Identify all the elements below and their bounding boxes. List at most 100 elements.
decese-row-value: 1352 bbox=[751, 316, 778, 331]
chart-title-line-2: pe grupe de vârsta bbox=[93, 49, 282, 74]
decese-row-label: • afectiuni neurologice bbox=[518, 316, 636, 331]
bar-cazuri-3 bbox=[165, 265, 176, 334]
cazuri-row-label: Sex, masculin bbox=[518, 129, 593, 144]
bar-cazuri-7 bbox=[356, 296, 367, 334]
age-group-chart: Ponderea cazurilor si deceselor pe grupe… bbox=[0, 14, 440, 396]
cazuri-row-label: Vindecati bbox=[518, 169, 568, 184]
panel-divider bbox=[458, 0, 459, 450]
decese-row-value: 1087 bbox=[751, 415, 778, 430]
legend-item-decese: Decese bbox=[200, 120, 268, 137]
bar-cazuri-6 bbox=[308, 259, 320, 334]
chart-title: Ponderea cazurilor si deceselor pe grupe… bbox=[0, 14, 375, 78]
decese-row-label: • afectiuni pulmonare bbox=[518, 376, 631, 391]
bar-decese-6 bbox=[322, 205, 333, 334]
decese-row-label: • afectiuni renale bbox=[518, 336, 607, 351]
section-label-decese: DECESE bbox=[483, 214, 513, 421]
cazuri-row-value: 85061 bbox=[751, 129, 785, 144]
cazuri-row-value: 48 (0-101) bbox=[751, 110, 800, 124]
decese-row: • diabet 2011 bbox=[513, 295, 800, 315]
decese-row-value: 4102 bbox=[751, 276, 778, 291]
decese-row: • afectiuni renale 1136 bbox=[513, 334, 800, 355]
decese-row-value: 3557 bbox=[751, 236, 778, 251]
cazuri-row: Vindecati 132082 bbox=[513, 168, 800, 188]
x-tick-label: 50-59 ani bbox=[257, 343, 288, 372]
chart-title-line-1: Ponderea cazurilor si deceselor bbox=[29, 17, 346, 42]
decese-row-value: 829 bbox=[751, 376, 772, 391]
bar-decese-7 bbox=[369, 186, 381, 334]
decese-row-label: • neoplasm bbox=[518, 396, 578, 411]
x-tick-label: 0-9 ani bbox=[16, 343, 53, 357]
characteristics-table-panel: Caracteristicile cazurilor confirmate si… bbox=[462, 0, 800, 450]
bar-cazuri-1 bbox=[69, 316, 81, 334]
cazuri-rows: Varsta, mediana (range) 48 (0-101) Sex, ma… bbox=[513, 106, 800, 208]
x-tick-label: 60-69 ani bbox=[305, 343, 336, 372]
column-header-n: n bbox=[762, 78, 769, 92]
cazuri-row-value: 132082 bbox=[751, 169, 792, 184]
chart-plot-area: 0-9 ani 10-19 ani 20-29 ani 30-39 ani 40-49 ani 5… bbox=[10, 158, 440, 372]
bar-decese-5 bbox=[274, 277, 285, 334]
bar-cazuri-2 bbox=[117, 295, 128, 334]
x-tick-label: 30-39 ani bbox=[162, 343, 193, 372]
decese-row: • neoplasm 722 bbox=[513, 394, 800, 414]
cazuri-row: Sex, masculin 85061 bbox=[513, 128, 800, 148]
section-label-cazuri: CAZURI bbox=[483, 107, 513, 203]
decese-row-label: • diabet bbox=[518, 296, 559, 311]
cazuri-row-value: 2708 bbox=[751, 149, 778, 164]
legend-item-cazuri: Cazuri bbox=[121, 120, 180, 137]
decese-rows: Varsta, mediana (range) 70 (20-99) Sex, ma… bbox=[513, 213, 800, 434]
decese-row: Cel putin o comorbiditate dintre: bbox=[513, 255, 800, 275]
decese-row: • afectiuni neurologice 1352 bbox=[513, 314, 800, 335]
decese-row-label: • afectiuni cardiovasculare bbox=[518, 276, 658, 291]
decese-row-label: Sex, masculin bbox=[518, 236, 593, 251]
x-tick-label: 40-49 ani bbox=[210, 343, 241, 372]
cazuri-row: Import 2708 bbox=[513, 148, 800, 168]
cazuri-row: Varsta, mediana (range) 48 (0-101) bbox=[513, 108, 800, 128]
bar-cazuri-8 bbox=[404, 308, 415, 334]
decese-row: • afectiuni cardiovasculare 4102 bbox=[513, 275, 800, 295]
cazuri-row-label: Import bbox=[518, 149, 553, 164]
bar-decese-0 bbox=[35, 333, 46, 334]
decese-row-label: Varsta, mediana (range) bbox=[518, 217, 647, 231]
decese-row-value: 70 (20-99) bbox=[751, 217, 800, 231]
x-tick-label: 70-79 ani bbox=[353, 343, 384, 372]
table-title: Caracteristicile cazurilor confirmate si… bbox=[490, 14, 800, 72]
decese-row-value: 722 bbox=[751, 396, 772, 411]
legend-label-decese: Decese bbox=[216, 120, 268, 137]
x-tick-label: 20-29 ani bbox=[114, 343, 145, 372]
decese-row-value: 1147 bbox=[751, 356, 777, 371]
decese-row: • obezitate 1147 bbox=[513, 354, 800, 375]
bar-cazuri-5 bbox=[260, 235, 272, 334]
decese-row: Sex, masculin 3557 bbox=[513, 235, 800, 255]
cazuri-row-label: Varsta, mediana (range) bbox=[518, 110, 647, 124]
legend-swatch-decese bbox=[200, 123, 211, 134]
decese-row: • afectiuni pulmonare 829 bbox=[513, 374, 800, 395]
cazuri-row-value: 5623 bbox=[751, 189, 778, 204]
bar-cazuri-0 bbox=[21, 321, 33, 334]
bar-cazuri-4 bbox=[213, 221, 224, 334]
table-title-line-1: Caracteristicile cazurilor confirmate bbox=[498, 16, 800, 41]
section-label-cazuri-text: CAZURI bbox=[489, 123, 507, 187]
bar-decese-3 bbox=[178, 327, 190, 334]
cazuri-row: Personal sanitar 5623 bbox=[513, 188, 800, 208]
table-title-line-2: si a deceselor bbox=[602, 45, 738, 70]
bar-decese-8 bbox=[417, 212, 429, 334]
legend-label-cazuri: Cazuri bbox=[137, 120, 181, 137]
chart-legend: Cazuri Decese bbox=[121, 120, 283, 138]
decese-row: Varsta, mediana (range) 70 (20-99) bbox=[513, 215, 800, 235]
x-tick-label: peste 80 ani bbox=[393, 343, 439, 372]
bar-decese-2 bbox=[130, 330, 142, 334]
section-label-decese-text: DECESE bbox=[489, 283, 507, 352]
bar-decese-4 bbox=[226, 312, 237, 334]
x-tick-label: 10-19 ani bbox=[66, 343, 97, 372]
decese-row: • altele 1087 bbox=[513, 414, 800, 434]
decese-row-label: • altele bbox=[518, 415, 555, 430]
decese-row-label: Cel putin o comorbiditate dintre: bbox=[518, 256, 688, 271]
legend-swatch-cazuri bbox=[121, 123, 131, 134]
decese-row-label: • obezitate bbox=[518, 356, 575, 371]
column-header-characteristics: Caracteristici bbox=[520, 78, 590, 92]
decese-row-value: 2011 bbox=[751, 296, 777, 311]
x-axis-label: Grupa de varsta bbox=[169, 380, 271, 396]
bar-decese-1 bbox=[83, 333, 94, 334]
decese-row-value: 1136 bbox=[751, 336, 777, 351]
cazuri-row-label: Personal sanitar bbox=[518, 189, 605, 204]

Task statement: Could you put every line of the records above into a Markdown table with the columns "No." and "Line", numbering the rows and skipping any blank lines?

Solution to this problem:
| No. | Line |
|---|---|
| 1 | Identify all the elements below and their bounding boxes. List at most 100 elements. |
| 2 | decese-row-value: 1352 bbox=[751, 316, 778, 331] |
| 3 | chart-title-line-2: pe grupe de vârsta bbox=[93, 49, 282, 74] |
| 4 | decese-row-label: • afectiuni neurologice bbox=[518, 316, 636, 331] |
| 5 | bar-cazuri-3 bbox=[165, 265, 176, 334] |
| 6 | cazuri-row-label: Sex, masculin bbox=[518, 129, 593, 144] |
| 7 | bar-cazuri-7 bbox=[356, 296, 367, 334] |
| 8 | age-group-chart: Ponderea cazurilor si deceselor pe grupe… bbox=[0, 14, 440, 396] |
| 9 | cazuri-row-label: Vindecati bbox=[518, 169, 568, 184] |
| 10 | panel-divider bbox=[458, 0, 459, 450] |
| 11 | decese-row-value: 1087 bbox=[751, 415, 778, 430] |
| 12 | legend-item-decese: Decese bbox=[200, 120, 268, 137] |
| 13 | bar-cazuri-6 bbox=[308, 259, 320, 334] |
| 14 | chart-title: Ponderea cazurilor si deceselor pe grupe… bbox=[0, 14, 375, 78] |
| 15 | decese-row-label: • afectiuni pulmonare bbox=[518, 376, 631, 391] |
| 16 | bar-decese-6 bbox=[322, 205, 333, 334] |
| 17 | decese-row-label: • afectiuni renale bbox=[518, 336, 607, 351] |
| 18 | section-label-decese: DECESE bbox=[483, 214, 513, 421] |
| 19 | cazuri-row-value: 85061 bbox=[751, 129, 785, 144] |
| 20 | cazuri-row-value: 48 (0-101) bbox=[751, 110, 800, 124] |
| 21 | decese-row: • diabet 2011 bbox=[513, 295, 800, 315] |
| 22 | decese-row-value: 4102 bbox=[751, 276, 778, 291] |
| 23 | decese-row: • afectiuni renale 1136 bbox=[513, 334, 800, 355] |
| 24 | decese-row-value: 3557 bbox=[751, 236, 778, 251] |
| 25 | cazuri-row: Vindecati 132082 bbox=[513, 168, 800, 188] |
| 26 | x-tick-label: 50-59 ani bbox=[257, 343, 288, 372] |
| 27 | chart-title-line-1: Ponderea cazurilor si deceselor bbox=[29, 17, 346, 42] |
| 28 | decese-row-value: 829 bbox=[751, 376, 772, 391] |
| 29 | bar-decese-7 bbox=[369, 186, 381, 334] |
| 30 | decese-row-label: • neoplasm bbox=[518, 396, 578, 411] |
| 31 | x-tick-label: 0-9 ani bbox=[16, 343, 53, 357] |
| 32 | characteristics-table-panel: Caracteristicile cazurilor confirmate si… bbox=[462, 0, 800, 450] |
| 33 | bar-cazuri-1 bbox=[69, 316, 81, 334] |
| 34 | cazuri-rows: Varsta, mediana (range) 48 (0-101) Sex, ma… bbox=[513, 106, 800, 208] |
| 35 | x-tick-label: 60-69 ani bbox=[305, 343, 336, 372] |
| 36 | column-header-n: n bbox=[762, 78, 769, 92] |
| 37 | cazuri-row-value: 132082 bbox=[751, 169, 792, 184] |
| 38 | chart-plot-area: 0-9 ani 10-19 ani 20-29 ani 30-39 ani 40-49 ani 5… bbox=[10, 158, 440, 372] |
| 39 | bar-decese-5 bbox=[274, 277, 285, 334] |
| 40 | bar-cazuri-2 bbox=[117, 295, 128, 334] |
| 41 | x-tick-label: 30-39 ani bbox=[162, 343, 193, 372] |
| 42 | decese-row: • neoplasm 722 bbox=[513, 394, 800, 414] |
| 43 | cazuri-row: Sex, masculin 85061 bbox=[513, 128, 800, 148] |
| 44 | section-label-cazuri: CAZURI bbox=[483, 107, 513, 203] |
| 45 | decese-row-label: • diabet bbox=[518, 296, 559, 311] |
| 46 | cazuri-row-value: 2708 bbox=[751, 149, 778, 164] |
| 47 | legend-item-cazuri: Cazuri bbox=[121, 120, 180, 137] |
| 48 | decese-rows: Varsta, mediana (range) 70 (20-99) Sex, ma… bbox=[513, 213, 800, 434] |
| 49 | decese-row: Cel putin o comorbiditate dintre: bbox=[513, 255, 800, 275] |
| 50 | decese-row: • afectiuni neurologice 1352 bbox=[513, 314, 800, 335] |
| 51 | decese-row-label: • afectiuni cardiovasculare bbox=[518, 276, 658, 291] |
| 52 | decese-row-label: Sex, masculin bbox=[518, 236, 593, 251] |
| 53 | x-tick-label: 40-49 ani bbox=[210, 343, 241, 372] |
| 54 | cazuri-row: Import 2708 bbox=[513, 148, 800, 168] |
| 55 | cazuri-row: Varsta, mediana (range) 48 (0-101) bbox=[513, 108, 800, 128] |
| 56 | bar-cazuri-8 bbox=[404, 308, 415, 334] |
| 57 | decese-row: • afectiuni cardiovasculare 4102 bbox=[513, 275, 800, 295] |
| 58 | cazuri-row-label: Import bbox=[518, 149, 553, 164] |
| 59 | bar-decese-0 bbox=[35, 333, 46, 334] |
| 60 | decese-row-label: Varsta, mediana (range) bbox=[518, 217, 647, 231] |
| 61 | decese-row-value: 70 (20-99) bbox=[751, 217, 800, 231] |
| 62 | x-tick-label: 70-79 ani bbox=[353, 343, 384, 372] |
| 63 | table-title: Caracteristicile cazurilor confirmate si… bbox=[490, 14, 800, 72] |
| 64 | decese-row-value: 722 bbox=[751, 396, 772, 411] |
| 65 | legend-label-decese: Decese bbox=[216, 120, 268, 137] |
| 66 | x-tick-label: 20-29 ani bbox=[114, 343, 145, 372] |
| 67 | decese-row-value: 1147 bbox=[751, 356, 777, 371] |
| 68 | decese-row: • obezitate 1147 bbox=[513, 354, 800, 375] |
| 69 | bar-cazuri-5 bbox=[260, 235, 272, 334] |
| 70 | decese-row: Sex, masculin 3557 bbox=[513, 235, 800, 255] |
| 71 | cazuri-row-label: Varsta, mediana (range) bbox=[518, 110, 647, 124] |
| 72 | legend-swatch-decese bbox=[200, 123, 211, 134] |
| 73 | decese-row: • afectiuni pulmonare 829 bbox=[513, 374, 800, 395] |
| 74 | cazuri-row-value: 5623 bbox=[751, 189, 778, 204] |
| 75 | bar-cazuri-0 bbox=[21, 321, 33, 334] |
| 76 | bar-cazuri-4 bbox=[213, 221, 224, 334] |
| 77 | table-title-line-1: Caracteristicile cazurilor confirmate bbox=[498, 16, 800, 41] |
| 78 | section-label-cazuri-text: CAZURI bbox=[489, 123, 507, 187] |
| 79 | bar-decese-3 bbox=[178, 327, 190, 334] |
| 80 | cazuri-row: Personal sanitar 5623 bbox=[513, 188, 800, 208] |
| 81 | table-title-line-2: si a deceselor bbox=[602, 45, 738, 70] |
| 82 | bar-decese-8 bbox=[417, 212, 429, 334] |
| 83 | legend-label-cazuri: Cazuri bbox=[137, 120, 181, 137] |
| 84 | chart-legend: Cazuri Decese bbox=[121, 120, 283, 138] |
| 85 | decese-row: Varsta, mediana (range) 70 (20-99) bbox=[513, 215, 800, 235] |
| 86 | x-tick-label: peste 80 ani bbox=[393, 343, 439, 372] |
| 87 | bar-decese-2 bbox=[130, 330, 142, 334] |
| 88 | section-label-decese-text: DECESE bbox=[489, 283, 507, 352] |
| 89 | bar-decese-4 bbox=[226, 312, 237, 334] |
| 90 | x-tick-label: 10-19 ani bbox=[66, 343, 97, 372] |
| 91 | decese-row: • altele 1087 bbox=[513, 414, 800, 434] |
| 92 | decese-row-label: • altele bbox=[518, 415, 555, 430] |
| 93 | decese-row-label: Cel putin o comorbiditate dintre: bbox=[518, 256, 688, 271] |
| 94 | legend-swatch-cazuri bbox=[121, 123, 131, 134] |
| 95 | decese-row-label: • obezitate bbox=[518, 356, 575, 371] |
| 96 | column-header-characteristics: Caracteristici bbox=[520, 78, 590, 92] |
| 97 | decese-row-value: 2011 bbox=[751, 296, 777, 311] |
| 98 | x-axis-label: Grupa de varsta bbox=[169, 380, 271, 396] |
| 99 | bar-decese-1 bbox=[83, 333, 94, 334] |
| 100 | decese-row-value: 1136 bbox=[751, 336, 777, 351] |
| 101 | cazuri-row-label: Personal sanitar bbox=[518, 189, 605, 204] |